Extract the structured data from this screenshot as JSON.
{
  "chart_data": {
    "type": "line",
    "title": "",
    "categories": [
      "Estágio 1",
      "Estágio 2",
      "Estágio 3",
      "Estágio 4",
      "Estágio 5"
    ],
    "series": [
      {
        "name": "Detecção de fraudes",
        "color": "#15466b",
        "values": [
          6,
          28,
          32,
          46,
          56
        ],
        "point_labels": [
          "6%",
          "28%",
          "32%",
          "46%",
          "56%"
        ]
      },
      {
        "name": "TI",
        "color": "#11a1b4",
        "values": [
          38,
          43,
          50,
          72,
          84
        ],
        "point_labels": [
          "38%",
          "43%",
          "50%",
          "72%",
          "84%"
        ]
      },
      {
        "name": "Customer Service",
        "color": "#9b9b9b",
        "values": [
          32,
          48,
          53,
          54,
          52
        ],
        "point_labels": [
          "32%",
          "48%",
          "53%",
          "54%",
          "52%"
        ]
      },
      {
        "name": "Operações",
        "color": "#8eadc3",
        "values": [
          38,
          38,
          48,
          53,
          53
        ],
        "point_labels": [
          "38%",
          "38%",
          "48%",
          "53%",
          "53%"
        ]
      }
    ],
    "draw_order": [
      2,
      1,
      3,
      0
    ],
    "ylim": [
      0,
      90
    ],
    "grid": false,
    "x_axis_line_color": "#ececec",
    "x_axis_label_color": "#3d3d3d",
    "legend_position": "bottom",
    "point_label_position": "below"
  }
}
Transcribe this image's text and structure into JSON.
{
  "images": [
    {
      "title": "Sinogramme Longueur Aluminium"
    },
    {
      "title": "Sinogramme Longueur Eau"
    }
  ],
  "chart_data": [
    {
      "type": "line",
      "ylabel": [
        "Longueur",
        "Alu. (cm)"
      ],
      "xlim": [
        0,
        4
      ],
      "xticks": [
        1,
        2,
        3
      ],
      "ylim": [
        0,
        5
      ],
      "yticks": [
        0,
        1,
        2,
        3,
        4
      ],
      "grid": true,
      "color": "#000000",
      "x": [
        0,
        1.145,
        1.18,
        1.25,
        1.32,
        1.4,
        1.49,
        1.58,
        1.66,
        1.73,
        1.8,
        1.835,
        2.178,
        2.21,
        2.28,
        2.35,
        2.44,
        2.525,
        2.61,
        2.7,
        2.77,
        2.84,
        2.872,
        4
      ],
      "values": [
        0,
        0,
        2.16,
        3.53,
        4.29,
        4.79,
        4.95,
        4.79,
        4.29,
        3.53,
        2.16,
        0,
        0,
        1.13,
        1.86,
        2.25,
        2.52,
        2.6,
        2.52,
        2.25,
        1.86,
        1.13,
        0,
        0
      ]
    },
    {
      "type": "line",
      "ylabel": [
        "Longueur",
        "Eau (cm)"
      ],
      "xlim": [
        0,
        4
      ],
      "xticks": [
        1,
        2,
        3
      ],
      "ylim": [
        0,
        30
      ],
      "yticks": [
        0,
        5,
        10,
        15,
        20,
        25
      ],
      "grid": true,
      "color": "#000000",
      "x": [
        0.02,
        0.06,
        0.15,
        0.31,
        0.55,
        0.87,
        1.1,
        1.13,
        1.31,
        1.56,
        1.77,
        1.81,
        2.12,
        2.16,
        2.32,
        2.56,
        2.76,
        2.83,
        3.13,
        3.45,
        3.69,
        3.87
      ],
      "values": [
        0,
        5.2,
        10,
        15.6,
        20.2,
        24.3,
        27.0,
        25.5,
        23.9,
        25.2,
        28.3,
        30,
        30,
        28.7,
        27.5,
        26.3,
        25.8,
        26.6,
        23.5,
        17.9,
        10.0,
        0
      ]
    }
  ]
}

***

● **STATED EXERCISE**
Write out the material exactly as given.

● **FINISHED EXERCISE**
Extract the structured data from this screenshot as JSON.
{
  "chart_data": {
    "type": "line",
    "title": "",
    "categories": [
      "Estágio 1",
      "Estágio 2",
      "Estágio 3",
      "Estágio 4",
      "Estágio 5"
    ],
    "series": [
      {
        "name": "Detecção de fraudes",
        "color": "#15466b",
        "values": [
          6,
          28,
          32,
          46,
          56
        ],
        "point_labels": [
          "6%",
          "28%",
          "32%",
          "46%",
          "56%"
        ]
      },
      {
        "name": "TI",
        "color": "#11a1b4",
        "values": [
          38,
          43,
          50,
          72,
          84
        ],
        "point_labels": [
          "38%",
          "43%",
          "50%",
          "72%",
          "84%"
        ]
      },
      {
        "name": "Customer Service",
        "color": "#9b9b9b",
        "values": [
          32,
          48,
          53,
          54,
          52
        ],
        "point_labels": [
          "32%",
          "48%",
          "53%",
          "54%",
          "52%"
        ]
      },
      {
        "name": "Operações",
        "color": "#8eadc3",
        "values": [
          38,
          38,
          48,
          53,
          53
        ],
        "point_labels": [
          "38%",
          "38%",
          "48%",
          "53%",
          "53%"
        ]
      }
    ],
    "draw_order": [
      2,
      1,
      3,
      0
    ],
    "ylim": [
      0,
      90
    ],
    "grid": false,
    "x_axis_line_color": "#ececec",
    "x_axis_label_color": "#3d3d3d",
    "legend_position": "bottom",
    "point_label_position": "below"
  }
}
Transcribe this image's text and structure into JSON.
{
  "images": [
    {
      "title": "Sinogramme Longueur Aluminium"
    },
    {
      "title": "Sinogramme Longueur Eau"
    }
  ],
  "chart_data": [
    {
      "type": "line",
      "ylabel": [
        "Longueur",
        "Alu. (cm)"
      ],
      "xlim": [
        0,
        4
      ],
      "xticks": [
        1,
        2,
        3
      ],
      "ylim": [
        0,
        5
      ],
      "yticks": [
        0,
        1,
        2,
        3,
        4
      ],
      "grid": true,
      "color": "#000000",
      "x": [
        0,
        1.145,
        1.18,
        1.25,
        1.32,
        1.4,
        1.49,
        1.58,
        1.66,
        1.73,
        1.8,
        1.835,
        2.178,
        2.21,
        2.28,
        2.35,
        2.44,
        2.525,
        2.61,
        2.7,
        2.77,
        2.84,
        2.872,
        4
      ],
      "values": [
        0,
        0,
        2.16,
        3.53,
        4.29,
        4.79,
        4.95,
        4.79,
        4.29,
        3.53,
        2.16,
        0,
        0,
        1.13,
        1.86,
        2.25,
        2.52,
        2.6,
        2.52,
        2.25,
        1.86,
        1.13,
        0,
        0
      ]
    },
    {
      "type": "line",
      "ylabel": [
        "Longueur",
        "Eau (cm)"
      ],
      "xlim": [
        0,
        4
      ],
      "xticks": [
        1,
        2,
        3
      ],
      "ylim": [
        0,
        30
      ],
      "yticks": [
        0,
        5,
        10,
        15,
        20,
        25
      ],
      "grid": true,
      "color": "#000000",
      "x": [
        0.02,
        0.06,
        0.15,
        0.31,
        0.55,
        0.87,
        1.1,
        1.13,
        1.31,
        1.56,
        1.77,
        1.81,
        2.12,
        2.16,
        2.32,
        2.56,
        2.76,
        2.83,
        3.13,
        3.45,
        3.69,
        3.87
      ],
      "values": [
        0,
        5.2,
        10,
        15.6,
        20.2,
        24.3,
        27.0,
        25.5,
        23.9,
        25.2,
        28.3,
        30,
        30,
        28.7,
        27.5,
        26.3,
        25.8,
        26.6,
        23.5,
        17.9,
        10.0,
        0
      ]
    }
  ]
}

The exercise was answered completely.